:: WHAT IS NEEDED ::
Reproduce the records. Keep every word exact and include no images.
— start of DATA ENTRIES —
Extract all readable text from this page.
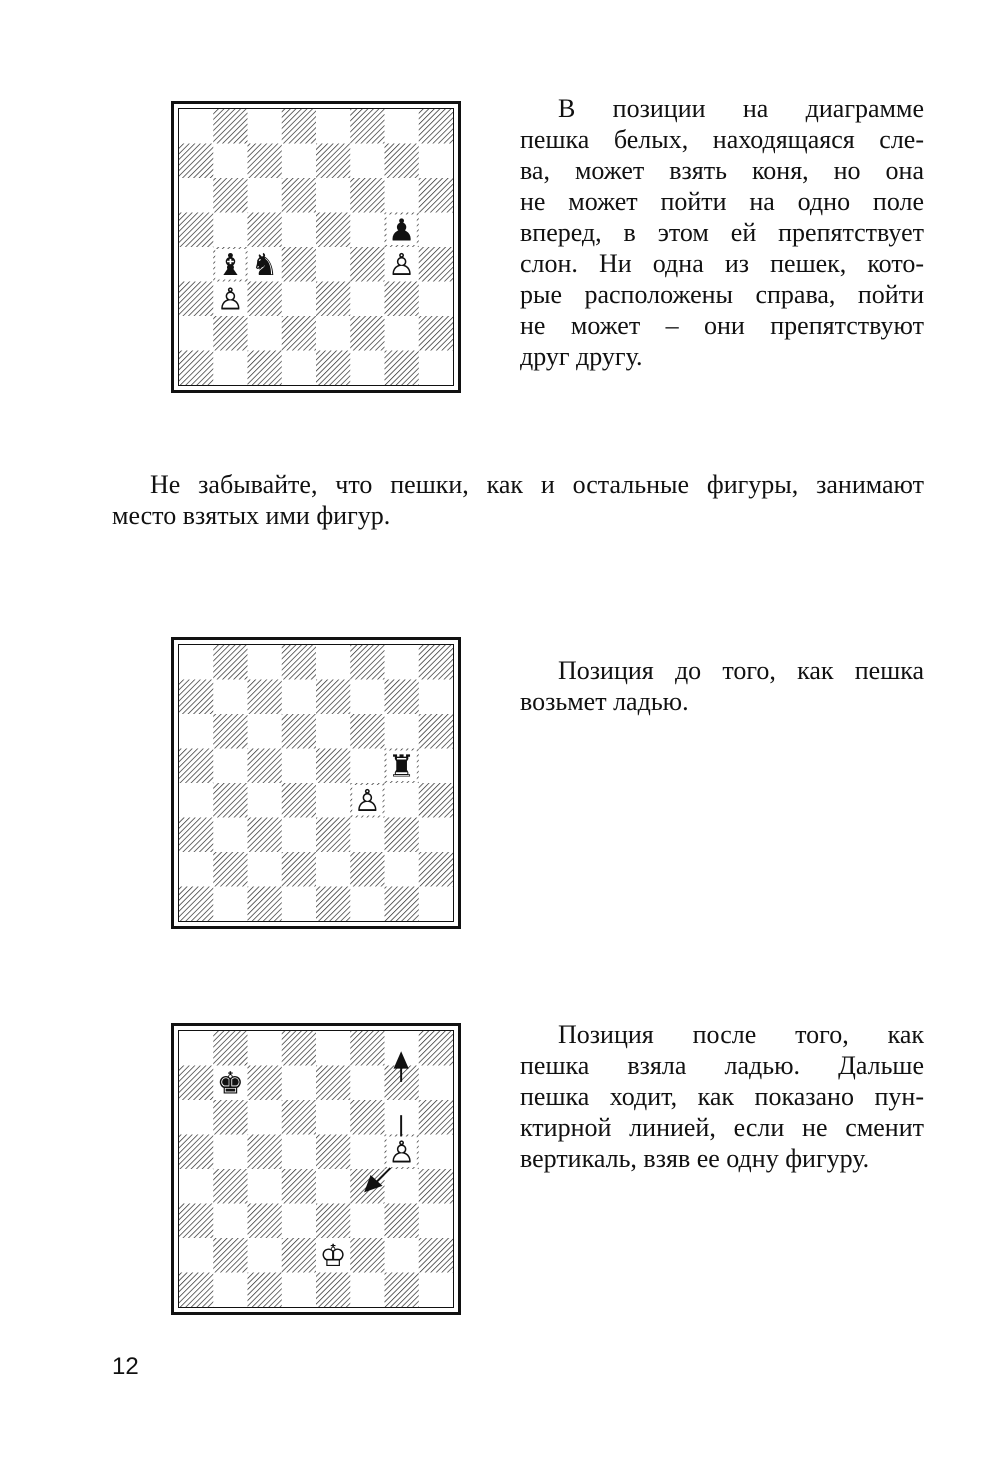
♟
♙
♝ ♞
♙
В позиции на диаграмме
пешка белых, находящаяся сле-
ва, может взять коня, но она
не может пойти на одно поле
вперед, в этом ей препятствует
слон. Ни одна из пешек, кото-
рые расположены справа, пойти
не может – они препятствуют
друг другу.
Не забывайте, что пешки, как и остальные фигуры, занимают
место взятых ими фигур.
♜
♙
Позиция до того, как пешка
возьмет ладью.
♚
♙
♔
Позиция после того, как
пешка взяла ладью. Дальше
пешка ходит, как показано пун-
ктирной линией, если не сменит
вертикаль, взяв ее одну фигуру.
12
— end of DATA ENTRIES —
:: WRITTEN SOLUTION ::
Extract all readable text from this page.
♟
♙
♝ ♞
♙
В позиции на диаграмме
пешка белых, находящаяся сле-
ва, может взять коня, но она
не может пойти на одно поле
вперед, в этом ей препятствует
слон. Ни одна из пешек, кото-
рые расположены справа, пойти
не может – они препятствуют
друг другу.
Не забывайте, что пешки, как и остальные фигуры, занимают
место взятых ими фигур.
♜
♙
Позиция до того, как пешка
возьмет ладью.
♚
♙
♔
Позиция после того, как
пешка взяла ладью. Дальше
пешка ходит, как показано пун-
ктирной линией, если не сменит
вертикаль, взяв ее одну фигуру.
12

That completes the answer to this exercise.